● REQUEST: All the data must come back unchanged, except that pictures are left out.

● RECORDS PROVIDED:
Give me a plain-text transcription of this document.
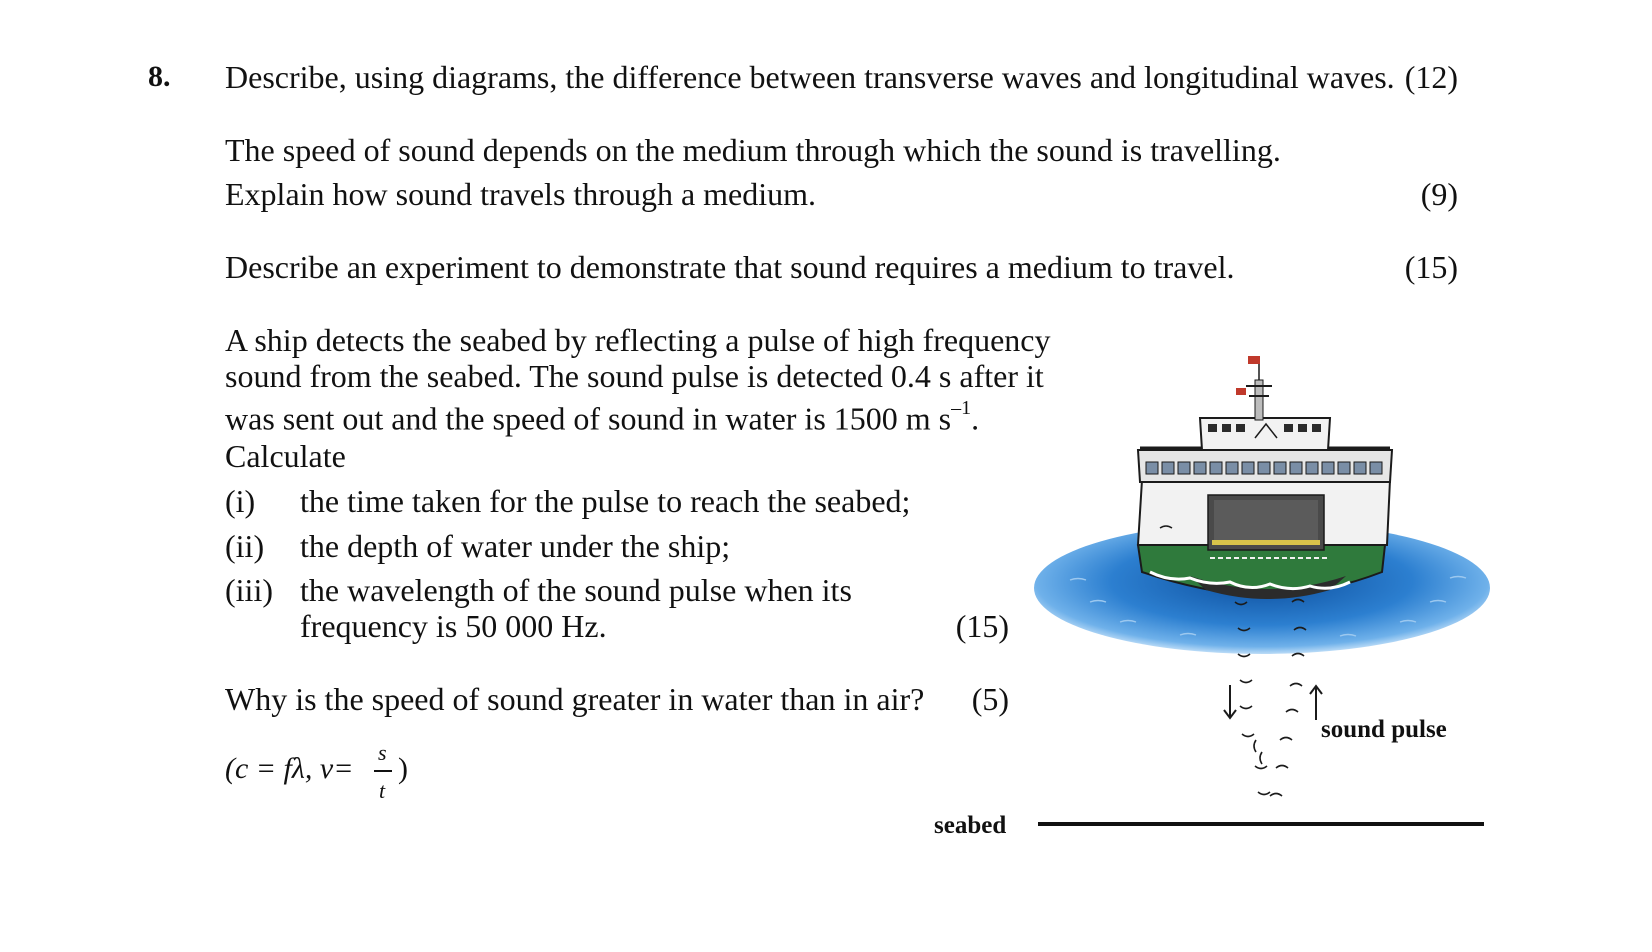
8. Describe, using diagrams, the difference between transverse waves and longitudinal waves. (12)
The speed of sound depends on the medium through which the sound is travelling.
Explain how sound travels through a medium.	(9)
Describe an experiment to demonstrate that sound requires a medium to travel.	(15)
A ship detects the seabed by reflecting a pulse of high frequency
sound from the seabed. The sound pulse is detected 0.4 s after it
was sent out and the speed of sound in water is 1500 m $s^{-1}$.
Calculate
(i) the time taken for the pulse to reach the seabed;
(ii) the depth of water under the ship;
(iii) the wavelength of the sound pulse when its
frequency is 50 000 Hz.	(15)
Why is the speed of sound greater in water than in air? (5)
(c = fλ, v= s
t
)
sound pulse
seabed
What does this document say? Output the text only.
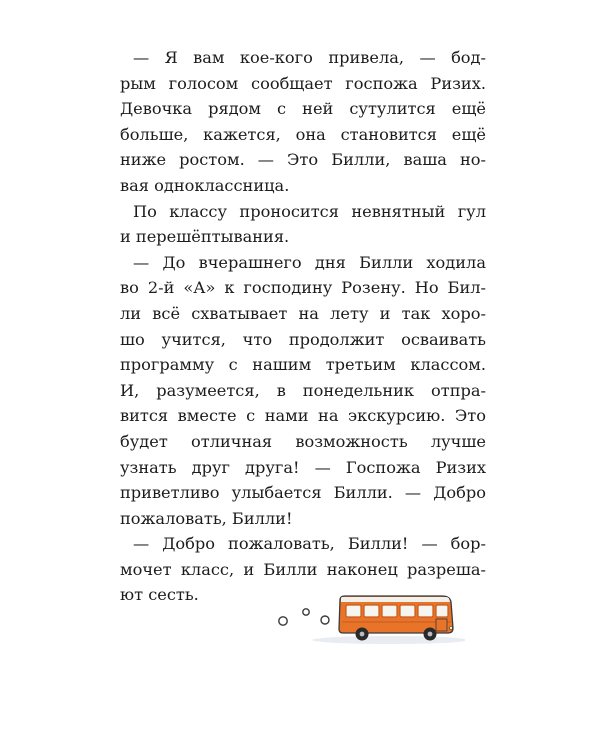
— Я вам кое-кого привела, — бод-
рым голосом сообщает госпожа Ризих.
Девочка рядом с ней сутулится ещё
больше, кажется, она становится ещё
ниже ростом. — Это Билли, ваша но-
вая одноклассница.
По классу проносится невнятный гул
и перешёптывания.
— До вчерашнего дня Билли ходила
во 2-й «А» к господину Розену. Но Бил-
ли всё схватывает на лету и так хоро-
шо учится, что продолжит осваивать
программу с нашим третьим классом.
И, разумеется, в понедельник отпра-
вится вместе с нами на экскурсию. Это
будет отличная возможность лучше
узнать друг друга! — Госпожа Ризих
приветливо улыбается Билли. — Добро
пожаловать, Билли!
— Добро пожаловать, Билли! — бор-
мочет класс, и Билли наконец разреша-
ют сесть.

● SOLUTION:
Give me a plain-text transcription of this document.
8. Describe, using diagrams, the difference between transverse waves and longitudinal waves. (12)
The speed of sound depends on the medium through which the sound is travelling.
Explain how sound travels through a medium.	(9)
Describe an experiment to demonstrate that sound requires a medium to travel.	(15)
A ship detects the seabed by reflecting a pulse of high frequency
sound from the seabed. The sound pulse is detected 0.4 s after it
was sent out and the speed of sound in water is 1500 m $s^{-1}$.
Calculate
(i) the time taken for the pulse to reach the seabed;
(ii) the depth of water under the ship;
(iii) the wavelength of the sound pulse when its
frequency is 50 000 Hz.	(15)
Why is the speed of sound greater in water than in air? (5)
(c = fλ, v= s
t
)
sound pulse
seabed
What does this document say? Output the text only.
— Я вам кое-кого привела, — бод-
рым голосом сообщает госпожа Ризих.
Девочка рядом с ней сутулится ещё
больше, кажется, она становится ещё
ниже ростом. — Это Билли, ваша но-
вая одноклассница.
По классу проносится невнятный гул
и перешёптывания.
— До вчерашнего дня Билли ходила
во 2-й «А» к господину Розену. Но Бил-
ли всё схватывает на лету и так хоро-
шо учится, что продолжит осваивать
программу с нашим третьим классом.
И, разумеется, в понедельник отпра-
вится вместе с нами на экскурсию. Это
будет отличная возможность лучше
узнать друг друга! — Госпожа Ризих
приветливо улыбается Билли. — Добро
пожаловать, Билли!
— Добро пожаловать, Билли! — бор-
мочет класс, и Билли наконец разреша-
ют сесть.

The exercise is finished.